# GIVEN INSTRUCTION:
Which lines have the string "JSON"? Copy all of them from the entries below.

# EXERCISE INPUTS:
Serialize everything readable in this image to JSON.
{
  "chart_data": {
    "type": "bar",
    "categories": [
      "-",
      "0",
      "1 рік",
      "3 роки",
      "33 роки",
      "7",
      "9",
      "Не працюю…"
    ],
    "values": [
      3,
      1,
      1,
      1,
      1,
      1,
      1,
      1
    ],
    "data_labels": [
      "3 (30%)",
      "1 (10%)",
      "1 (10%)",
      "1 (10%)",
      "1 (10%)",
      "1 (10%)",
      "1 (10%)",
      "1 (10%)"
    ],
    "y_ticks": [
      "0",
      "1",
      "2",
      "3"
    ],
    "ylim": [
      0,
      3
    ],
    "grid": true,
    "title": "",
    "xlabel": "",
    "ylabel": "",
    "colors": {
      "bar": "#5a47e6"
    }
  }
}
* * *
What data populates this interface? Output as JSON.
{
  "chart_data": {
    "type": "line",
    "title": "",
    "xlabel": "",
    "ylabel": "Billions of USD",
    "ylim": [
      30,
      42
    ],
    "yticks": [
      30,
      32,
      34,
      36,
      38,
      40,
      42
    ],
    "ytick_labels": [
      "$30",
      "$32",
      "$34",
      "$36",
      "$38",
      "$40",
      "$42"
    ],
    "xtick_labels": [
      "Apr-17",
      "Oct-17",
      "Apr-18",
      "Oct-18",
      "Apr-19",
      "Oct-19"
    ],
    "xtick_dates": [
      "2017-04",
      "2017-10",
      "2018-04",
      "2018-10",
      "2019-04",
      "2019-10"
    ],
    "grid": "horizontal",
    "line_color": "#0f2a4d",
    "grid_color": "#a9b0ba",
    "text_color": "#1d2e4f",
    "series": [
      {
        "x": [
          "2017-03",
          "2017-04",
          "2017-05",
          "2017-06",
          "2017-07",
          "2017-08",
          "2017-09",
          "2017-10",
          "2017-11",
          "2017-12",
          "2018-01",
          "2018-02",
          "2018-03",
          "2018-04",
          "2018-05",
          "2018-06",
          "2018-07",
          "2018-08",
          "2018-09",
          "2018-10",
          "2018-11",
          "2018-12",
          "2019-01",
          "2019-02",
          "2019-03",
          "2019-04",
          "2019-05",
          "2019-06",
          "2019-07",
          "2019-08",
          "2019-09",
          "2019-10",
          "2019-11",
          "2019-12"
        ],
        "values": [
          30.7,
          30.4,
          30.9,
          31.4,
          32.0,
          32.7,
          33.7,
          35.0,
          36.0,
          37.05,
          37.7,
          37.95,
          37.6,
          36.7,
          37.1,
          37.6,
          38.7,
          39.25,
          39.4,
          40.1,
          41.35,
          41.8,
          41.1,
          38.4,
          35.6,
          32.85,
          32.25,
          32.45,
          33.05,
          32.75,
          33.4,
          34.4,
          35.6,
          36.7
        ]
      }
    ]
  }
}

# THE REPLY:
Serialize everything readable in this image to JSON.
What data populates this interface? Output as JSON.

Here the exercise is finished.